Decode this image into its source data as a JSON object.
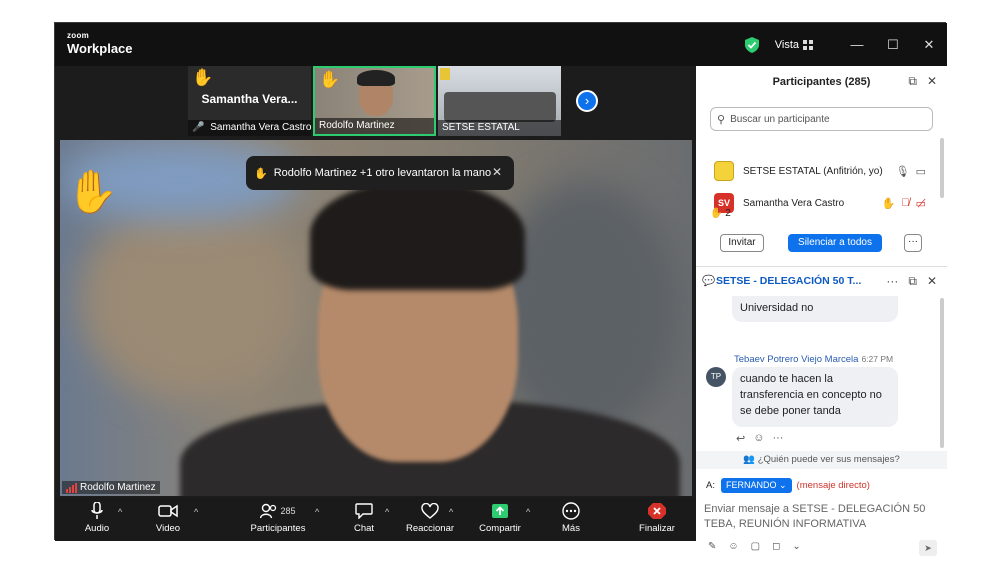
{
  "app": {
    "brand_top": "zoom",
    "brand_bottom": "Workplace",
    "view_label": "Vista"
  },
  "window_controls": {
    "minimize": "—",
    "maximize": "☐",
    "close": "✕"
  },
  "strip": {
    "tiles": [
      {
        "name": "Samantha Vera Castro",
        "big": "Samantha  Vera...",
        "hand": "✋",
        "muted": true
      },
      {
        "name": "Rodolfo Martinez",
        "hand": "✋",
        "active": true
      },
      {
        "name": "SETSE ESTATAL"
      }
    ]
  },
  "video": {
    "toast": "Rodolfo Martinez +1 otro levantaron la mano",
    "speaker_name": "Rodolfo Martinez"
  },
  "toolbar": {
    "audio": "Audio",
    "video": "Video",
    "participants": "Participantes",
    "participants_count": "285",
    "chat": "Chat",
    "react": "Reaccionar",
    "share": "Compartir",
    "more": "Más",
    "end": "Finalizar"
  },
  "participants_panel": {
    "title": "Participantes (285)",
    "search_placeholder": "Buscar un participante",
    "rows": [
      {
        "initials": "",
        "name": "SETSE ESTATAL (Anfitrión, yo)",
        "color": "#f3d23a"
      },
      {
        "initials": "SV",
        "name": "Samantha Vera Castro",
        "color": "#d6322a"
      }
    ],
    "raised_hands": "2",
    "invite": "Invitar",
    "mute_all": "Silenciar a todos",
    "more": "···"
  },
  "chat_panel": {
    "title": "SETSE - DELEGACIÓN 50 T...",
    "messages": [
      {
        "text": "Universidad no"
      },
      {
        "sender": "Tebaev Potrero Viejo Marcela",
        "time": "6:27 PM",
        "initials": "TP",
        "text": "cuando te hacen la transferencia en concepto no se debe poner tanda"
      }
    ],
    "who_can_see": "¿Quién puede ver sus mensajes?",
    "to_label": "A:",
    "recipient": "FERNANDO",
    "direct": "(mensaje directo)",
    "compose_placeholder": "Enviar mensaje a SETSE - DELEGACIÓN 50 TEBA, REUNIÓN INFORMATIVA"
  },
  "colors": {
    "accent": "#0e72ed",
    "host_green": "#2ecc71",
    "danger": "#d6322a"
  }
}
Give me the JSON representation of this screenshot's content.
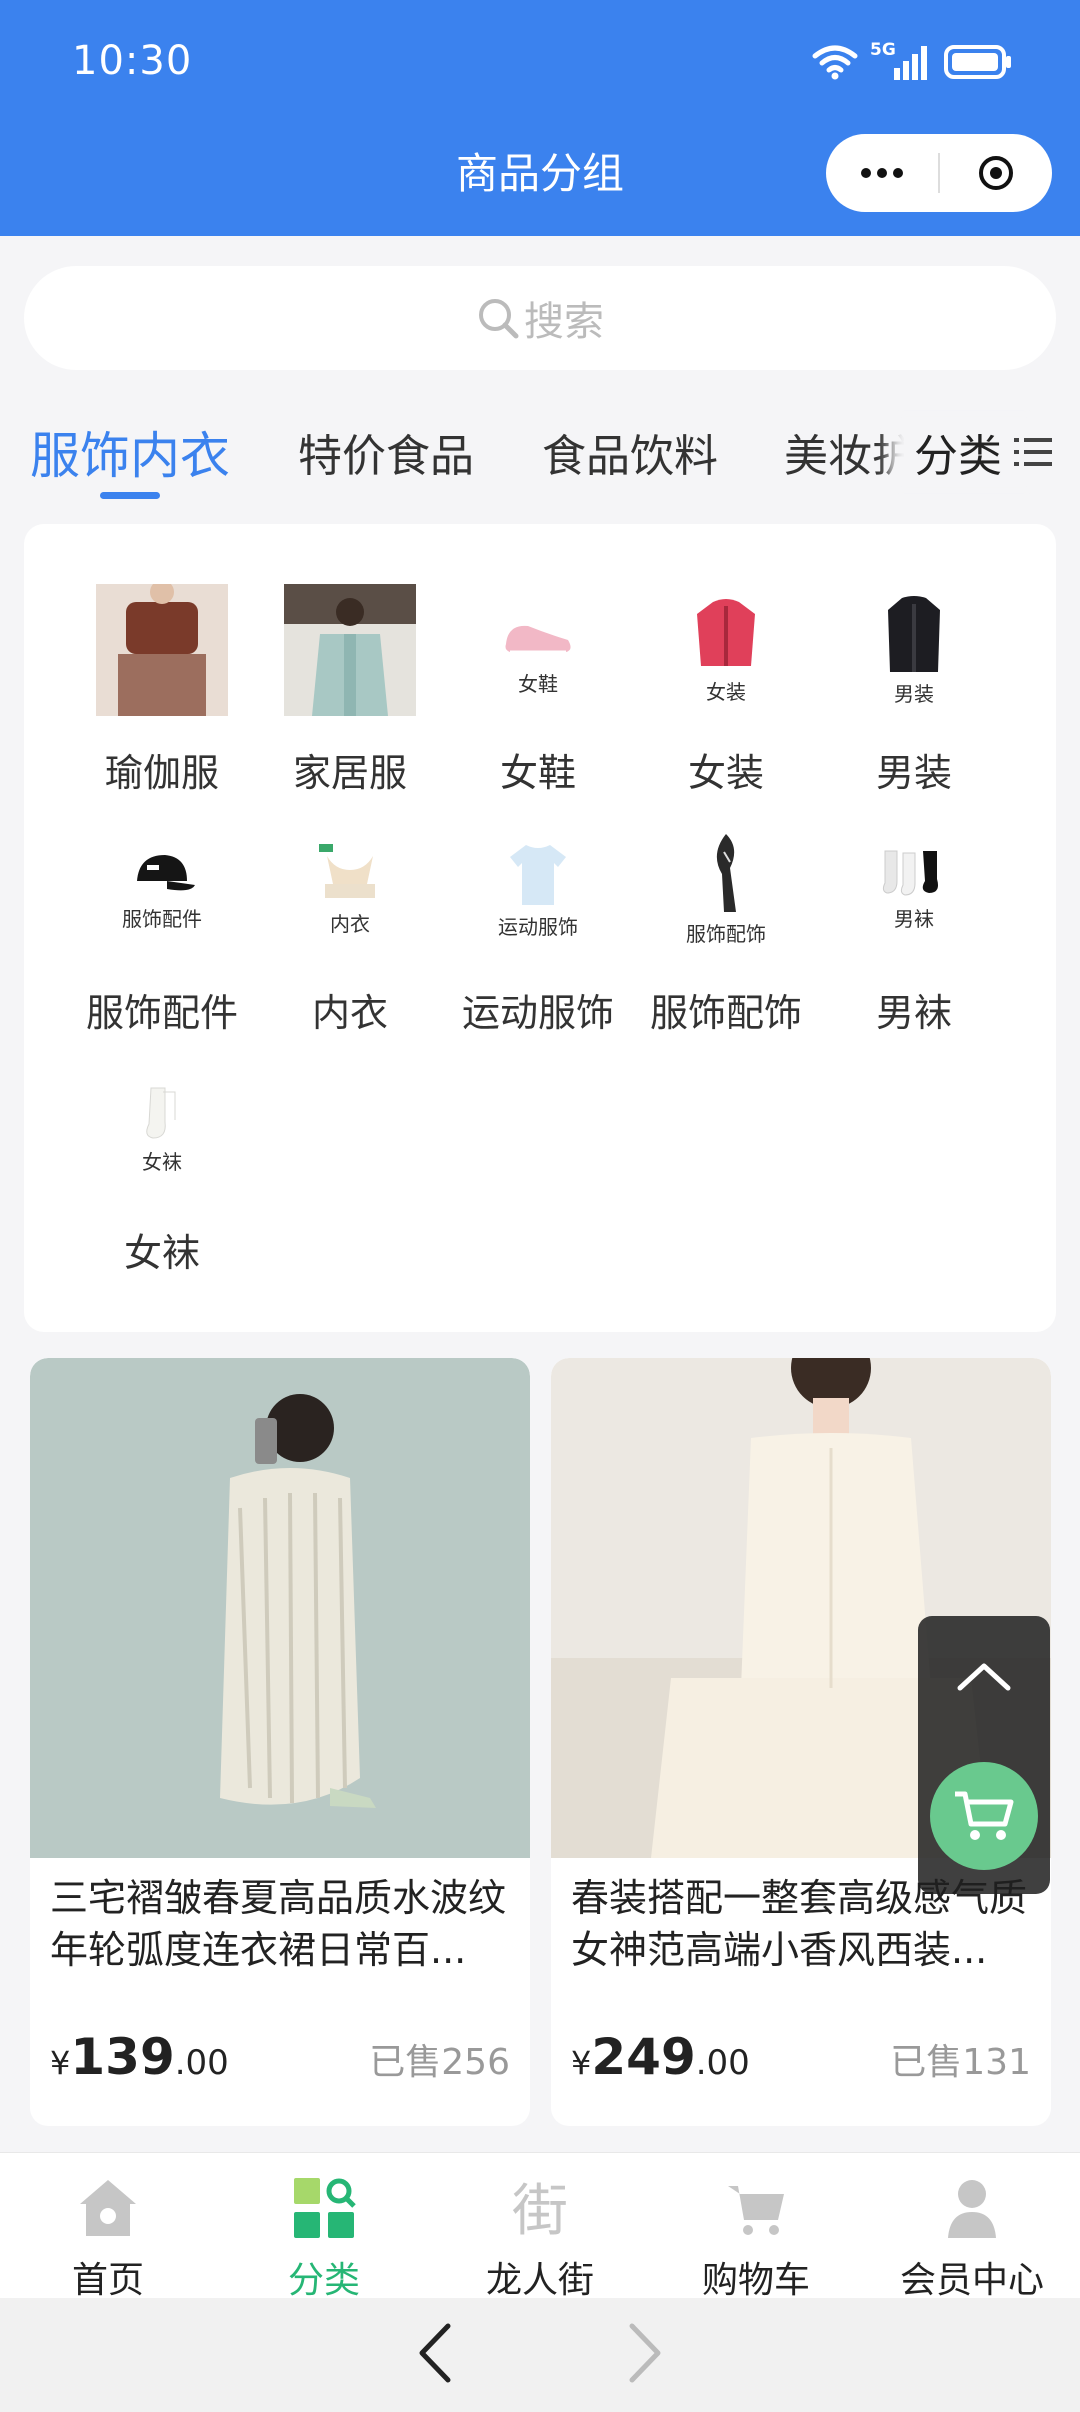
{
  "status": {
    "time": "10:30",
    "network": "5G"
  },
  "header": {
    "title": "商品分组"
  },
  "search": {
    "placeholder": "搜索"
  },
  "tabs": [
    {
      "label": "服饰内衣",
      "active": true
    },
    {
      "label": "特价食品",
      "active": false
    },
    {
      "label": "食品饮料",
      "active": false
    },
    {
      "label": "美妆护",
      "active": false
    }
  ],
  "category_button": {
    "label": "分类"
  },
  "categories": [
    {
      "label": "瑜伽服",
      "mini": "",
      "icon": "yoga-wear-photo"
    },
    {
      "label": "家居服",
      "mini": "",
      "icon": "home-wear-photo"
    },
    {
      "label": "女鞋",
      "mini": "女鞋",
      "icon": "women-shoes-icon"
    },
    {
      "label": "女装",
      "mini": "女装",
      "icon": "women-jacket-icon"
    },
    {
      "label": "男装",
      "mini": "男装",
      "icon": "men-coat-icon"
    },
    {
      "label": "服饰配件",
      "mini": "服饰配件",
      "icon": "cap-icon"
    },
    {
      "label": "内衣",
      "mini": "内衣",
      "icon": "bra-icon"
    },
    {
      "label": "运动服饰",
      "mini": "运动服饰",
      "icon": "tshirt-icon"
    },
    {
      "label": "服饰配饰",
      "mini": "服饰配饰",
      "icon": "scarf-icon"
    },
    {
      "label": "男袜",
      "mini": "男袜",
      "icon": "men-socks-icon"
    },
    {
      "label": "女袜",
      "mini": "女袜",
      "icon": "women-socks-icon"
    }
  ],
  "products": [
    {
      "name": "三宅褶皱春夏高品质水波纹年轮弧度连衣裙日常百...",
      "currency": "¥",
      "price_int": "139",
      "price_dec": ".00",
      "sold": "已售256"
    },
    {
      "name": "春装搭配一整套高级感气质女神范高端小香风西装...",
      "currency": "¥",
      "price_int": "249",
      "price_dec": ".00",
      "sold": "已售131"
    }
  ],
  "bottom_nav": [
    {
      "label": "首页",
      "active": false
    },
    {
      "label": "分类",
      "active": true
    },
    {
      "label": "龙人街",
      "active": false
    },
    {
      "label": "购物车",
      "active": false
    },
    {
      "label": "会员中心",
      "active": false
    }
  ],
  "colors": {
    "primary": "#3b82ee",
    "active_nav": "#26b675",
    "cart_float": "#69c98e"
  }
}
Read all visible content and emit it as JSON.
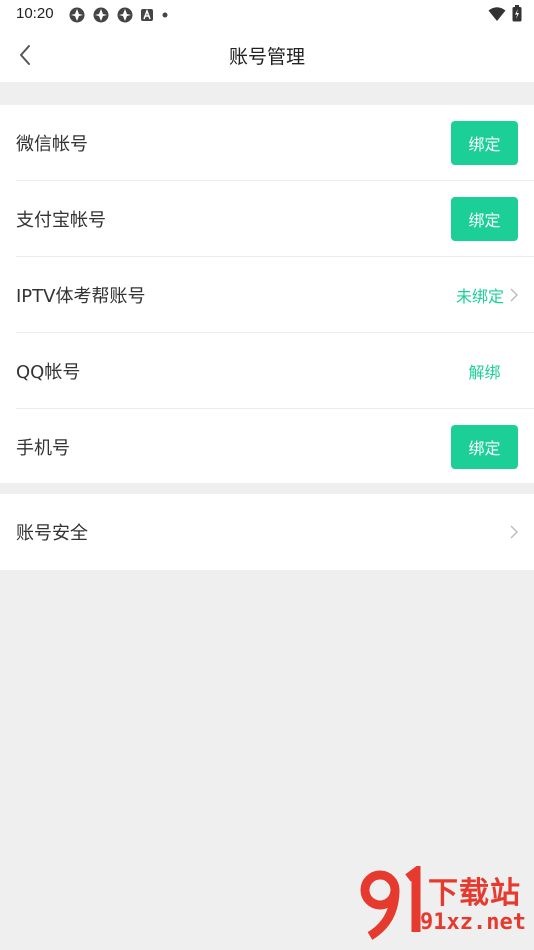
{
  "status_bar": {
    "time": "10:20"
  },
  "header": {
    "title": "账号管理"
  },
  "accounts": [
    {
      "label": "微信帐号",
      "action": "绑定"
    },
    {
      "label": "支付宝帐号",
      "action": "绑定"
    },
    {
      "label": "IPTV体考帮账号",
      "action": "未绑定"
    },
    {
      "label": "QQ帐号",
      "action": "解绑"
    },
    {
      "label": "手机号",
      "action": "绑定"
    }
  ],
  "security": {
    "label": "账号安全"
  },
  "watermark": {
    "brand": "下载站",
    "url": "91xz.net"
  },
  "colors": {
    "accent": "#1ccf97",
    "background": "#efefef",
    "watermark": "#e63a2f"
  }
}
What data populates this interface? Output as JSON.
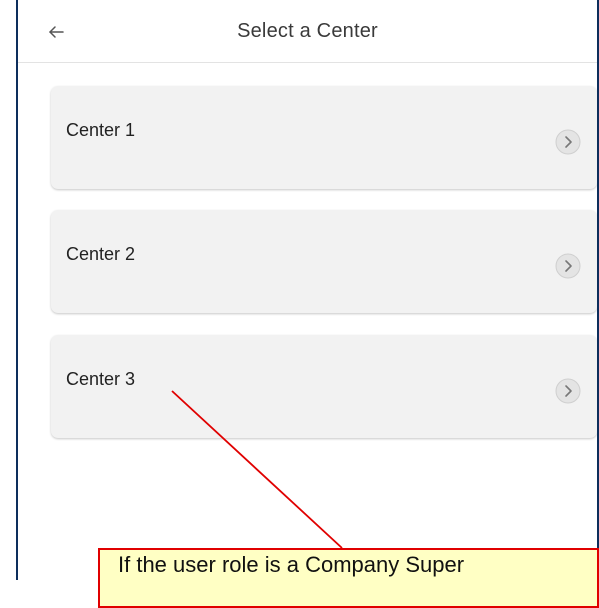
{
  "header": {
    "title": "Select a Center",
    "back_icon": "arrow-left-icon"
  },
  "centers": [
    {
      "label": "Center 1",
      "icon": "chevron-right-circle-icon"
    },
    {
      "label": "Center 2",
      "icon": "chevron-right-circle-icon"
    },
    {
      "label": "Center 3",
      "icon": "chevron-right-circle-icon"
    }
  ],
  "callout": {
    "text": "If the user role is a Company Super",
    "background": "#ffffc4",
    "border_color": "#e00000"
  },
  "colors": {
    "frame_border": "#0d2e5c",
    "card_background": "#f2f2f2"
  }
}
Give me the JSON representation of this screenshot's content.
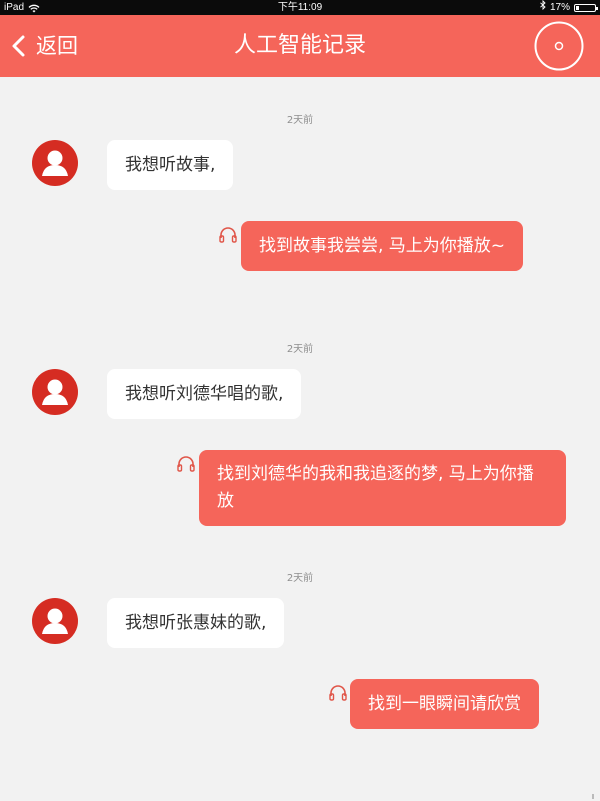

▸ PROBLEM
Within the listing above, copy each line that has the string "Martinez".

▸ ANSWER FOR THIS EXERCISE
        "name": "Rodolfo Martinez",
    "toast": "Rodolfo Martinez +1 otro levantaron la mano",
    "speaker_name": "Rodolfo Martinez"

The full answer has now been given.